:: What you will do ::
Entries follow. Set all of them down as they stand.

(Collected data)
____
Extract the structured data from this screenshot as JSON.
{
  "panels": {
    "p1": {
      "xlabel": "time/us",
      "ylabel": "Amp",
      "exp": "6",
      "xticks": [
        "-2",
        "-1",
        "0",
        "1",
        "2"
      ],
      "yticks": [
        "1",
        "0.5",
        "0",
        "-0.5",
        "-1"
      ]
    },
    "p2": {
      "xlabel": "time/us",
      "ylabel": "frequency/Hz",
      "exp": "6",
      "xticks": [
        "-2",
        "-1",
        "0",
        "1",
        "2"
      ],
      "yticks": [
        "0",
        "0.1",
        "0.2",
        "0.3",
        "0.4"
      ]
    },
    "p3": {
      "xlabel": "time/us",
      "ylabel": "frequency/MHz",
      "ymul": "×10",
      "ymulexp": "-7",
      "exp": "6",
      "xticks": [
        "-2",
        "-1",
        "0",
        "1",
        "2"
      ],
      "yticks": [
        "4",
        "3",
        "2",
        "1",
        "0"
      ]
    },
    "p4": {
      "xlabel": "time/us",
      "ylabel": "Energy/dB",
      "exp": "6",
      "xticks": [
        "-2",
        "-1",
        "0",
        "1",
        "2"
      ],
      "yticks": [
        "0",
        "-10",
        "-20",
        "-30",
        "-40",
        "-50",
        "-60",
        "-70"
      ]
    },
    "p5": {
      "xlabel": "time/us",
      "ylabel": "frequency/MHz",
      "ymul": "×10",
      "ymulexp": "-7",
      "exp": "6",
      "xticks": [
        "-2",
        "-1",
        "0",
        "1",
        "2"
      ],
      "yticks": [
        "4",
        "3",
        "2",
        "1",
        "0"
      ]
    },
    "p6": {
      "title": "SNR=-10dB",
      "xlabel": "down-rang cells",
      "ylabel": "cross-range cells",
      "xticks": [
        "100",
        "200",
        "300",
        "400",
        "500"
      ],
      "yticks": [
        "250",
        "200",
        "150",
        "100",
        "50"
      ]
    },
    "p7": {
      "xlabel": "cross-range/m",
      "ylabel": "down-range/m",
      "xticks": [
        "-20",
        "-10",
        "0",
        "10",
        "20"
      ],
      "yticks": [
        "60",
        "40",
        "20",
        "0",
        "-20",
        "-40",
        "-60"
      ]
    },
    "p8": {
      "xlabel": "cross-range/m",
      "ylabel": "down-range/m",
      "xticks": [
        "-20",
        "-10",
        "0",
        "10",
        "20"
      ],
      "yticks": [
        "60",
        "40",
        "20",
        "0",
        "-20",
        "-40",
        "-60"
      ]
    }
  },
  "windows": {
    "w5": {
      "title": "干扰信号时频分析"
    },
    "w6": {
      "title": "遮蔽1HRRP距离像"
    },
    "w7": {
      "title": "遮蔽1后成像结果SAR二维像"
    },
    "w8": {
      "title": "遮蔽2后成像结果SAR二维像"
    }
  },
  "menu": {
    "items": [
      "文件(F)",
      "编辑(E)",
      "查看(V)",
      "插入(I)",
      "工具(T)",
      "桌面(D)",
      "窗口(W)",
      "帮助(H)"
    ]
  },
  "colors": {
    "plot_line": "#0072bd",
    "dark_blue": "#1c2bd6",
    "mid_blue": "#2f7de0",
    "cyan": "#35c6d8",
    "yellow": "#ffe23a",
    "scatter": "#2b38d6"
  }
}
____
:: Expected answer ::
Extract the structured data from this screenshot as JSON.
{
  "panels": {
    "p1": {
      "xlabel": "time/us",
      "ylabel": "Amp",
      "exp": "6",
      "xticks": [
        "-2",
        "-1",
        "0",
        "1",
        "2"
      ],
      "yticks": [
        "1",
        "0.5",
        "0",
        "-0.5",
        "-1"
      ]
    },
    "p2": {
      "xlabel": "time/us",
      "ylabel": "frequency/Hz",
      "exp": "6",
      "xticks": [
        "-2",
        "-1",
        "0",
        "1",
        "2"
      ],
      "yticks": [
        "0",
        "0.1",
        "0.2",
        "0.3",
        "0.4"
      ]
    },
    "p3": {
      "xlabel": "time/us",
      "ylabel": "frequency/MHz",
      "ymul": "×10",
      "ymulexp": "-7",
      "exp": "6",
      "xticks": [
        "-2",
        "-1",
        "0",
        "1",
        "2"
      ],
      "yticks": [
        "4",
        "3",
        "2",
        "1",
        "0"
      ]
    },
    "p4": {
      "xlabel": "time/us",
      "ylabel": "Energy/dB",
      "exp": "6",
      "xticks": [
        "-2",
        "-1",
        "0",
        "1",
        "2"
      ],
      "yticks": [
        "0",
        "-10",
        "-20",
        "-30",
        "-40",
        "-50",
        "-60",
        "-70"
      ]
    },
    "p5": {
      "xlabel": "time/us",
      "ylabel": "frequency/MHz",
      "ymul": "×10",
      "ymulexp": "-7",
      "exp": "6",
      "xticks": [
        "-2",
        "-1",
        "0",
        "1",
        "2"
      ],
      "yticks": [
        "4",
        "3",
        "2",
        "1",
        "0"
      ]
    },
    "p6": {
      "title": "SNR=-10dB",
      "xlabel": "down-rang cells",
      "ylabel": "cross-range cells",
      "xticks": [
        "100",
        "200",
        "300",
        "400",
        "500"
      ],
      "yticks": [
        "250",
        "200",
        "150",
        "100",
        "50"
      ]
    },
    "p7": {
      "xlabel": "cross-range/m",
      "ylabel": "down-range/m",
      "xticks": [
        "-20",
        "-10",
        "0",
        "10",
        "20"
      ],
      "yticks": [
        "60",
        "40",
        "20",
        "0",
        "-20",
        "-40",
        "-60"
      ]
    },
    "p8": {
      "xlabel": "cross-range/m",
      "ylabel": "down-range/m",
      "xticks": [
        "-20",
        "-10",
        "0",
        "10",
        "20"
      ],
      "yticks": [
        "60",
        "40",
        "20",
        "0",
        "-20",
        "-40",
        "-60"
      ]
    }
  },
  "windows": {
    "w5": {
      "title": "干扰信号时频分析"
    },
    "w6": {
      "title": "遮蔽1HRRP距离像"
    },
    "w7": {
      "title": "遮蔽1后成像结果SAR二维像"
    },
    "w8": {
      "title": "遮蔽2后成像结果SAR二维像"
    }
  },
  "menu": {
    "items": [
      "文件(F)",
      "编辑(E)",
      "查看(V)",
      "插入(I)",
      "工具(T)",
      "桌面(D)",
      "窗口(W)",
      "帮助(H)"
    ]
  },
  "colors": {
    "plot_line": "#0072bd",
    "dark_blue": "#1c2bd6",
    "mid_blue": "#2f7de0",
    "cyan": "#35c6d8",
    "yellow": "#ffe23a",
    "scatter": "#2b38d6"
  }
}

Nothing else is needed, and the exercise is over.